## START Available data
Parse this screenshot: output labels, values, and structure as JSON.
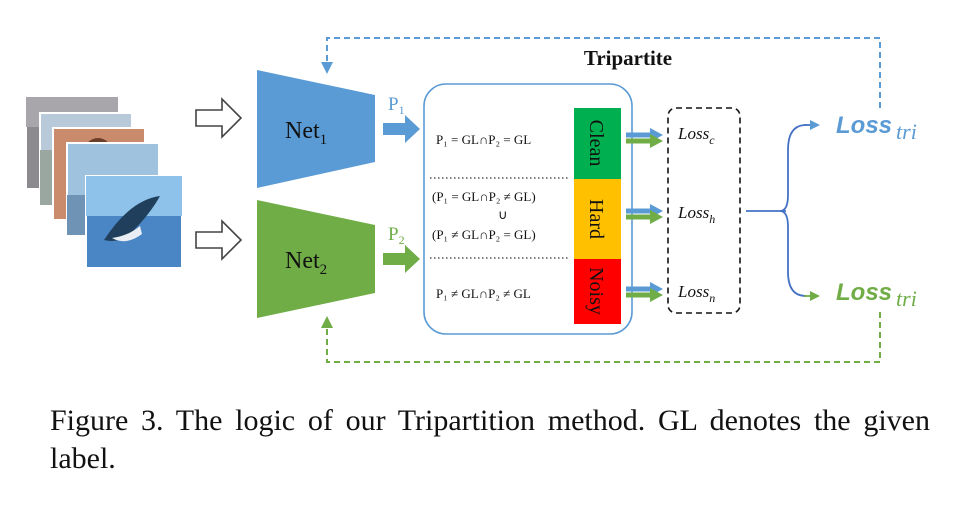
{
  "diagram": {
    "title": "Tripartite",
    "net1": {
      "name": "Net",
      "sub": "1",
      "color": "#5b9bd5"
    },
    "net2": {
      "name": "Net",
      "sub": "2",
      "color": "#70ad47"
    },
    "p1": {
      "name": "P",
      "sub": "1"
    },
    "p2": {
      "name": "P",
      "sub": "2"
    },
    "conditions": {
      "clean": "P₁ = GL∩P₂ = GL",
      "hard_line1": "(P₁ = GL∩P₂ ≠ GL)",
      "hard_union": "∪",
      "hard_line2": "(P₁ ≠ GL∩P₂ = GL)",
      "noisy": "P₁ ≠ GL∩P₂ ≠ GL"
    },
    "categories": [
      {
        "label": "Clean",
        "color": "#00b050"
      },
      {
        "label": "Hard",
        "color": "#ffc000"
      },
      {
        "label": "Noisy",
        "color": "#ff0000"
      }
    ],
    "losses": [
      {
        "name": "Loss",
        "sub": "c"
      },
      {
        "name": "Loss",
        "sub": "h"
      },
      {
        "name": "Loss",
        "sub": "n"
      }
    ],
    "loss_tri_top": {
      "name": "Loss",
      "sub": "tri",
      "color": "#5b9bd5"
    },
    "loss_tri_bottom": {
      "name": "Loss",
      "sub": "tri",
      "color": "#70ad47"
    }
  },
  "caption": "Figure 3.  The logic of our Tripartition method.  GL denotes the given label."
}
## END Available data
## START Available data
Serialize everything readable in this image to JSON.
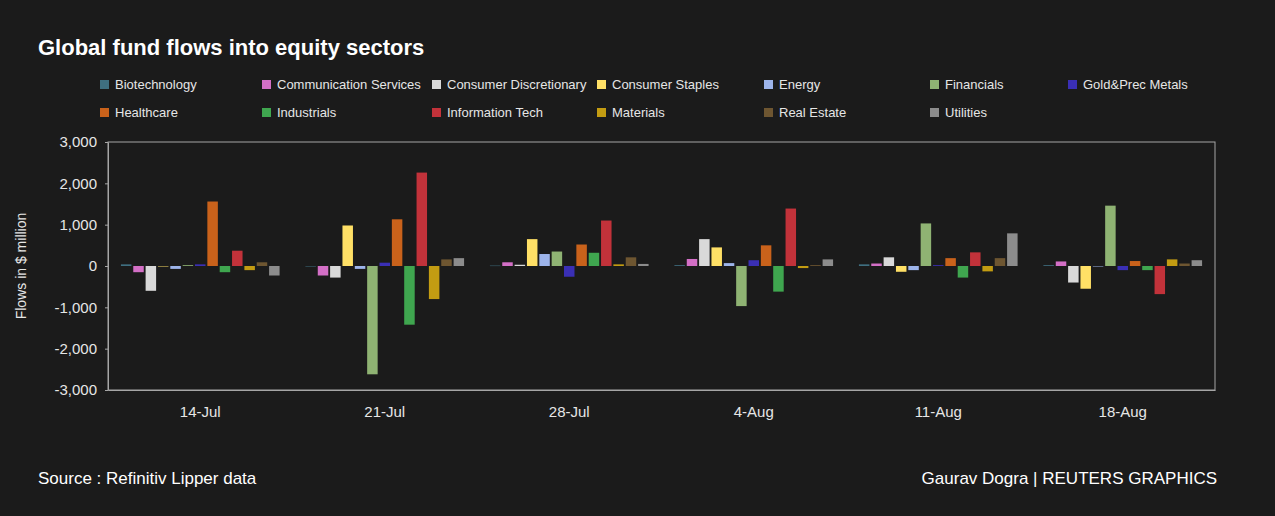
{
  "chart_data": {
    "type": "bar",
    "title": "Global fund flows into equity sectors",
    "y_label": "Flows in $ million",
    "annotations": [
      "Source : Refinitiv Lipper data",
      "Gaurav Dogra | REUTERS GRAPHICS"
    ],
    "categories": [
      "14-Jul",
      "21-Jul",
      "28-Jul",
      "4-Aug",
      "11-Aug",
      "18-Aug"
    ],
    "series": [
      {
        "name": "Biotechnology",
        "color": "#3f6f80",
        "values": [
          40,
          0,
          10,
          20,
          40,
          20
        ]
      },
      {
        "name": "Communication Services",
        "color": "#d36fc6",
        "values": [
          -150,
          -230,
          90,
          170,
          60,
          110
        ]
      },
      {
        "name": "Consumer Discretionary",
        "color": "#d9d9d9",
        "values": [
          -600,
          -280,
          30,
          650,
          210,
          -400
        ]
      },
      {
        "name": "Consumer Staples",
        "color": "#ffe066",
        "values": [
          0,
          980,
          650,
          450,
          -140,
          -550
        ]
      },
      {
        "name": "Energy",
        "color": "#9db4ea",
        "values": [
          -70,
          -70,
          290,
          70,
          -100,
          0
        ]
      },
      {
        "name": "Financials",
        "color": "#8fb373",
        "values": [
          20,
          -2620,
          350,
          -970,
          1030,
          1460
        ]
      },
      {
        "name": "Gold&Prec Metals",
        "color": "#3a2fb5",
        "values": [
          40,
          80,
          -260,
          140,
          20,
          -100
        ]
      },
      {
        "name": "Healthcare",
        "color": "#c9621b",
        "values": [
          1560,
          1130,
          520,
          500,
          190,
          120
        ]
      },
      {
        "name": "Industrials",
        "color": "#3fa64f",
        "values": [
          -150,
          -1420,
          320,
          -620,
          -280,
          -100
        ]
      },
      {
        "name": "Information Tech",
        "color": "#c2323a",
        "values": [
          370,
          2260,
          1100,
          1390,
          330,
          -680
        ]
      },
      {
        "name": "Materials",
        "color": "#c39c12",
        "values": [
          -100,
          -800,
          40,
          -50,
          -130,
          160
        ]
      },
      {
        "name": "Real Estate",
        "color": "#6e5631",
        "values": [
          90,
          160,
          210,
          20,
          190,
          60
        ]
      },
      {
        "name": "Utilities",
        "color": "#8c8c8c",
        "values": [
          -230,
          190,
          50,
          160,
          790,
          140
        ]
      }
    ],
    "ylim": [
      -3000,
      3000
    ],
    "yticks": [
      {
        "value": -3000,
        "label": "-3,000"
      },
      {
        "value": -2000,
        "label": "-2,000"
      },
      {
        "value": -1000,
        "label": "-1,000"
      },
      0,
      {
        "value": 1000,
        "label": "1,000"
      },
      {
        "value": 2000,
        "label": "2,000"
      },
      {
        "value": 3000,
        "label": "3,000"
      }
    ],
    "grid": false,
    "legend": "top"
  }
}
## END Available data
Do this: Pick out every line with the string "JSON" and copy it.

Solution:
Parse this screenshot: output labels, values, and structure as JSON.
Serialize everything readable in this image to JSON.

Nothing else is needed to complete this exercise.